• **Records for the task**
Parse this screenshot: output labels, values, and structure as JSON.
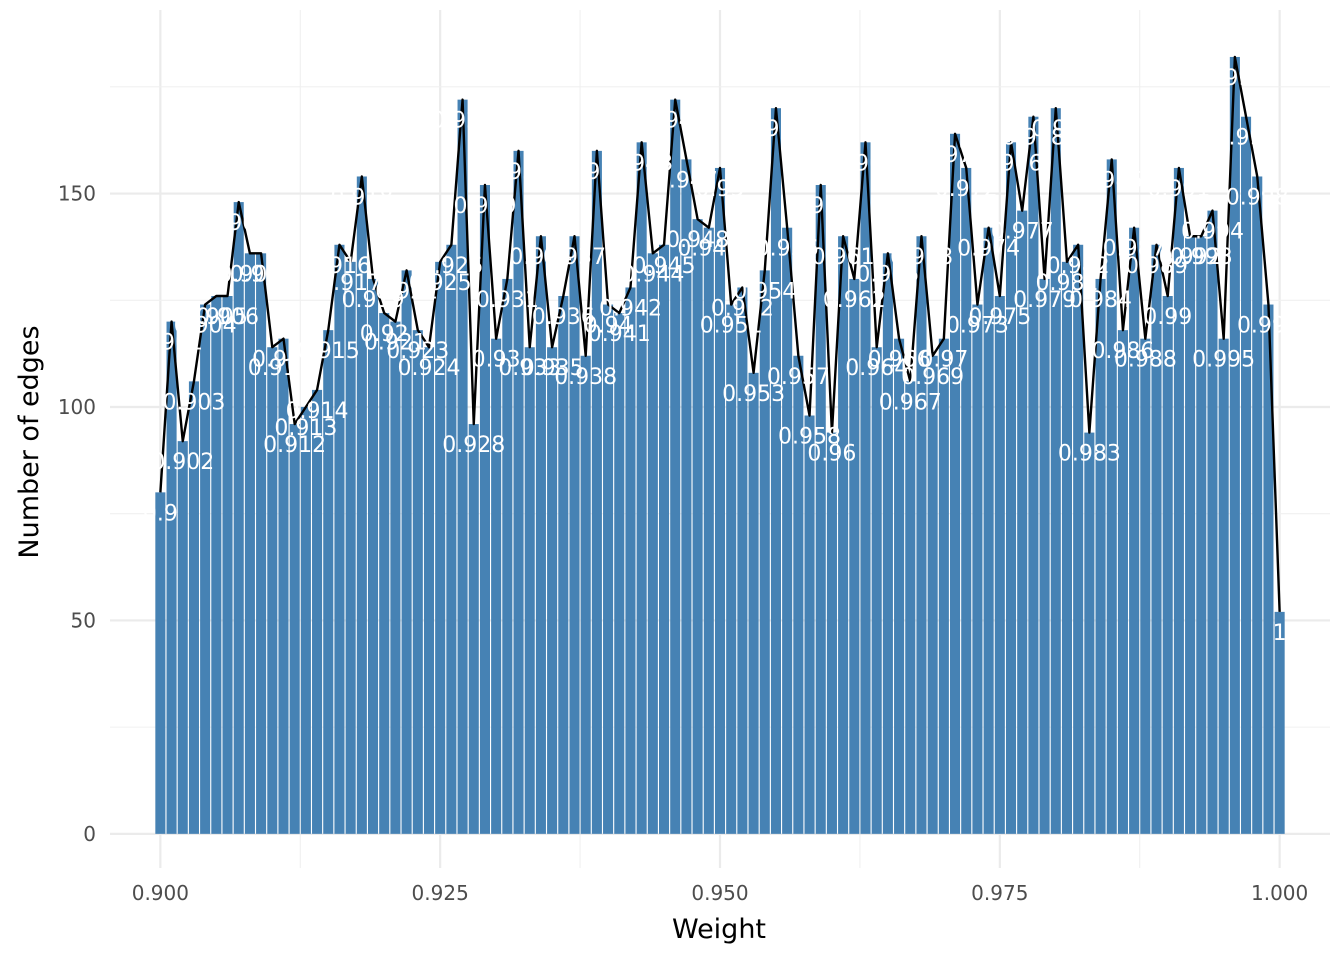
{
  "chart_data": {
    "type": "bar",
    "xlabel": "Weight",
    "ylabel": "Number of edges",
    "xlim": [
      0.8955,
      1.0045
    ],
    "ylim": [
      -8,
      193
    ],
    "grid": true,
    "x_ticks": [
      "0.900",
      "0.925",
      "0.950",
      "0.975",
      "1.000"
    ],
    "y_ticks": [
      "0",
      "50",
      "100",
      "150"
    ],
    "bar_color": "#4682B4",
    "line_color": "#000000",
    "label_color": "#FFFFFF",
    "x": [
      0.9,
      0.901,
      0.902,
      0.903,
      0.904,
      0.905,
      0.906,
      0.907,
      0.908,
      0.909,
      0.91,
      0.911,
      0.912,
      0.913,
      0.914,
      0.915,
      0.916,
      0.917,
      0.918,
      0.919,
      0.92,
      0.921,
      0.922,
      0.923,
      0.924,
      0.925,
      0.926,
      0.927,
      0.928,
      0.929,
      0.93,
      0.931,
      0.932,
      0.933,
      0.934,
      0.935,
      0.936,
      0.937,
      0.938,
      0.939,
      0.94,
      0.941,
      0.942,
      0.943,
      0.944,
      0.945,
      0.946,
      0.947,
      0.948,
      0.949,
      0.95,
      0.951,
      0.952,
      0.953,
      0.954,
      0.955,
      0.956,
      0.957,
      0.958,
      0.959,
      0.96,
      0.961,
      0.962,
      0.963,
      0.964,
      0.965,
      0.966,
      0.967,
      0.968,
      0.969,
      0.97,
      0.971,
      0.972,
      0.973,
      0.974,
      0.975,
      0.976,
      0.977,
      0.978,
      0.979,
      0.98,
      0.981,
      0.982,
      0.983,
      0.984,
      0.985,
      0.986,
      0.987,
      0.988,
      0.989,
      0.99,
      0.991,
      0.992,
      0.993,
      0.994,
      0.995,
      0.996,
      0.997,
      0.998,
      0.999,
      1.0
    ],
    "values": [
      80,
      120,
      92,
      106,
      124,
      126,
      126,
      148,
      136,
      136,
      114,
      116,
      96,
      100,
      104,
      118,
      138,
      134,
      154,
      130,
      122,
      120,
      132,
      118,
      114,
      134,
      138,
      172,
      96,
      152,
      116,
      130,
      160,
      114,
      140,
      114,
      126,
      140,
      112,
      160,
      124,
      122,
      128,
      162,
      136,
      138,
      172,
      158,
      144,
      142,
      156,
      124,
      128,
      108,
      132,
      170,
      142,
      112,
      98,
      152,
      94,
      140,
      130,
      162,
      114,
      136,
      116,
      106,
      140,
      112,
      116,
      164,
      156,
      124,
      142,
      126,
      162,
      146,
      168,
      130,
      170,
      134,
      138,
      94,
      130,
      158,
      118,
      142,
      116,
      138,
      126,
      156,
      140,
      140,
      146,
      116,
      182,
      168,
      154,
      124,
      52
    ],
    "labels": [
      "0.9",
      "0.901",
      "0.902",
      "0.903",
      "0.904",
      "0.905",
      "0.906",
      "0.907",
      "0.908",
      "0.909",
      "0.91",
      "0.911",
      "0.912",
      "0.913",
      "0.914",
      "0.915",
      "0.916",
      "0.917",
      "0.918",
      "0.919",
      "0.92",
      "0.921",
      "0.922",
      "0.923",
      "0.924",
      "0.925",
      "0.926",
      "0.927",
      "0.928",
      "0.929",
      "0.93",
      "0.931",
      "0.932",
      "0.933",
      "0.934",
      "0.935",
      "0.936",
      "0.937",
      "0.938",
      "0.939",
      "0.94",
      "0.941",
      "0.942",
      "0.943",
      "0.944",
      "0.945",
      "0.946",
      "0.947",
      "0.948",
      "0.949",
      "0.95",
      "0.951",
      "0.952",
      "0.953",
      "0.954",
      "0.955",
      "0.956",
      "0.957",
      "0.958",
      "0.959",
      "0.96",
      "0.961",
      "0.962",
      "0.963",
      "0.964",
      "0.965",
      "0.966",
      "0.967",
      "0.968",
      "0.969",
      "0.97",
      "0.971",
      "0.972",
      "0.973",
      "0.974",
      "0.975",
      "0.976",
      "0.977",
      "0.978",
      "0.979",
      "0.98",
      "0.981",
      "0.982",
      "0.983",
      "0.984",
      "0.985",
      "0.986",
      "0.987",
      "0.988",
      "0.989",
      "0.99",
      "0.991",
      "0.992",
      "0.993",
      "0.994",
      "0.995",
      "0.996",
      "0.997",
      "0.998",
      "0.999",
      "1"
    ]
  }
}
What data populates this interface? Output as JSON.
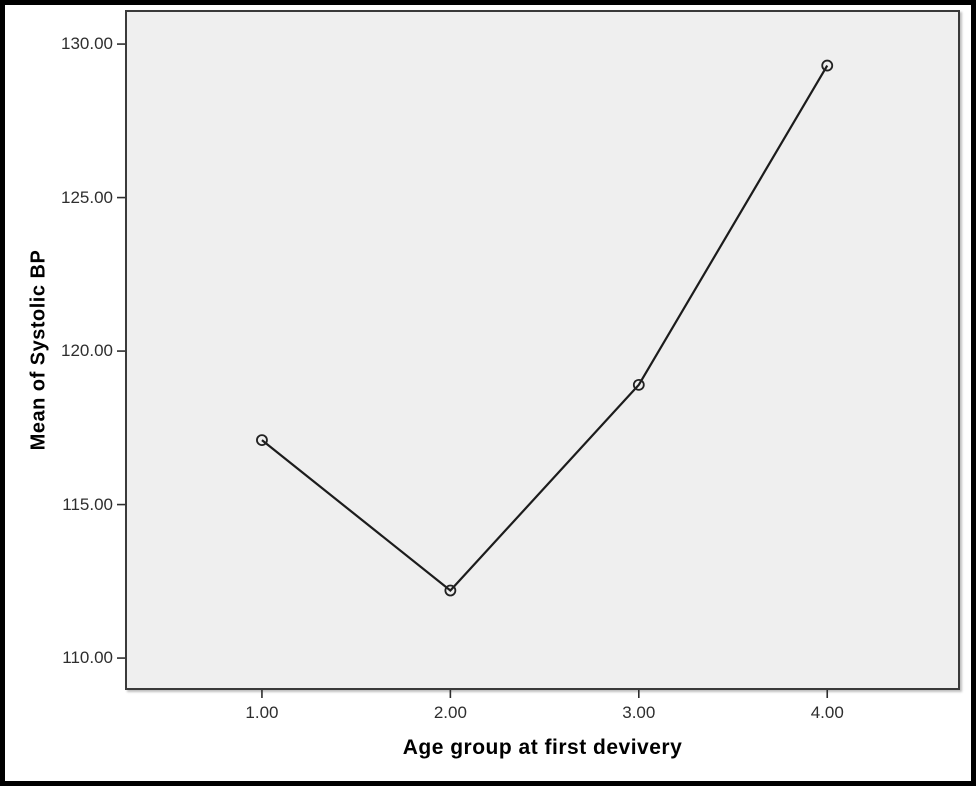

• **Goal**
Say how many lines of the data hold the string "this". Reply with the number alone.

• **Result**
2